Output the material below in full, exactly as it is.

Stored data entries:
Begin

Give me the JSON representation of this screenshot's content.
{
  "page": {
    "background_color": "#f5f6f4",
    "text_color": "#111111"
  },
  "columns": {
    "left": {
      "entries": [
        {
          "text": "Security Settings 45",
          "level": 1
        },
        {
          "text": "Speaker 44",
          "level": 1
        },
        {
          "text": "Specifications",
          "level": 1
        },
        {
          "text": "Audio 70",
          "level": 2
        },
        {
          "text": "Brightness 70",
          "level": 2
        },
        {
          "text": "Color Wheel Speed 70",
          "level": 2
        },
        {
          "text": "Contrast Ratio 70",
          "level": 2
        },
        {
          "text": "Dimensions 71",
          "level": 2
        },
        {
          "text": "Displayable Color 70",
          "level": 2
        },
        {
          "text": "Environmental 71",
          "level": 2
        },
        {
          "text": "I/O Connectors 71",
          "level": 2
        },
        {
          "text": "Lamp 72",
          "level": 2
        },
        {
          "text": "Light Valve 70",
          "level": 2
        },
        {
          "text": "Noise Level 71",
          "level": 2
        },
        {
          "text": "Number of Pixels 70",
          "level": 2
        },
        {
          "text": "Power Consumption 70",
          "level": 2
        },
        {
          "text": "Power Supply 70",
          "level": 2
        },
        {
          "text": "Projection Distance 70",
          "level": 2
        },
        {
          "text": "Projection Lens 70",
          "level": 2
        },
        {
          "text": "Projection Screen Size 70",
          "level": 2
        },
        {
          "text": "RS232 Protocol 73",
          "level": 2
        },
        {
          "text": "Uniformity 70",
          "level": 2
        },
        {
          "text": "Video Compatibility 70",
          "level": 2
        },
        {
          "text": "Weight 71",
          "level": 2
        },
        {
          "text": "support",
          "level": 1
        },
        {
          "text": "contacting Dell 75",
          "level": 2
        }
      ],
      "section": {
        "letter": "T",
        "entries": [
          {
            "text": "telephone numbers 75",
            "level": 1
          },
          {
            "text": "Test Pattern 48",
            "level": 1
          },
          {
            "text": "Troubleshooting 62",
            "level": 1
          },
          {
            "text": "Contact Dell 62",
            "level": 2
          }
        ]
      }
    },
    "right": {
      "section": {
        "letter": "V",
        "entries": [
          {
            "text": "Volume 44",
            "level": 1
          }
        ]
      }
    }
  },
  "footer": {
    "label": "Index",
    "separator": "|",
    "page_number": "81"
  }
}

End

> [Task output]
Give me the JSON representation of this screenshot's content.
{
  "page": {
    "background_color": "#f5f6f4",
    "text_color": "#111111"
  },
  "columns": {
    "left": {
      "entries": [
        {
          "text": "Security Settings 45",
          "level": 1
        },
        {
          "text": "Speaker 44",
          "level": 1
        },
        {
          "text": "Specifications",
          "level": 1
        },
        {
          "text": "Audio 70",
          "level": 2
        },
        {
          "text": "Brightness 70",
          "level": 2
        },
        {
          "text": "Color Wheel Speed 70",
          "level": 2
        },
        {
          "text": "Contrast Ratio 70",
          "level": 2
        },
        {
          "text": "Dimensions 71",
          "level": 2
        },
        {
          "text": "Displayable Color 70",
          "level": 2
        },
        {
          "text": "Environmental 71",
          "level": 2
        },
        {
          "text": "I/O Connectors 71",
          "level": 2
        },
        {
          "text": "Lamp 72",
          "level": 2
        },
        {
          "text": "Light Valve 70",
          "level": 2
        },
        {
          "text": "Noise Level 71",
          "level": 2
        },
        {
          "text": "Number of Pixels 70",
          "level": 2
        },
        {
          "text": "Power Consumption 70",
          "level": 2
        },
        {
          "text": "Power Supply 70",
          "level": 2
        },
        {
          "text": "Projection Distance 70",
          "level": 2
        },
        {
          "text": "Projection Lens 70",
          "level": 2
        },
        {
          "text": "Projection Screen Size 70",
          "level": 2
        },
        {
          "text": "RS232 Protocol 73",
          "level": 2
        },
        {
          "text": "Uniformity 70",
          "level": 2
        },
        {
          "text": "Video Compatibility 70",
          "level": 2
        },
        {
          "text": "Weight 71",
          "level": 2
        },
        {
          "text": "support",
          "level": 1
        },
        {
          "text": "contacting Dell 75",
          "level": 2
        }
      ],
      "section": {
        "letter": "T",
        "entries": [
          {
            "text": "telephone numbers 75",
            "level": 1
          },
          {
            "text": "Test Pattern 48",
            "level": 1
          },
          {
            "text": "Troubleshooting 62",
            "level": 1
          },
          {
            "text": "Contact Dell 62",
            "level": 2
          }
        ]
      }
    },
    "right": {
      "section": {
        "letter": "V",
        "entries": [
          {
            "text": "Volume 44",
            "level": 1
          }
        ]
      }
    }
  },
  "footer": {
    "label": "Index",
    "separator": "|",
    "page_number": "81"
  }
}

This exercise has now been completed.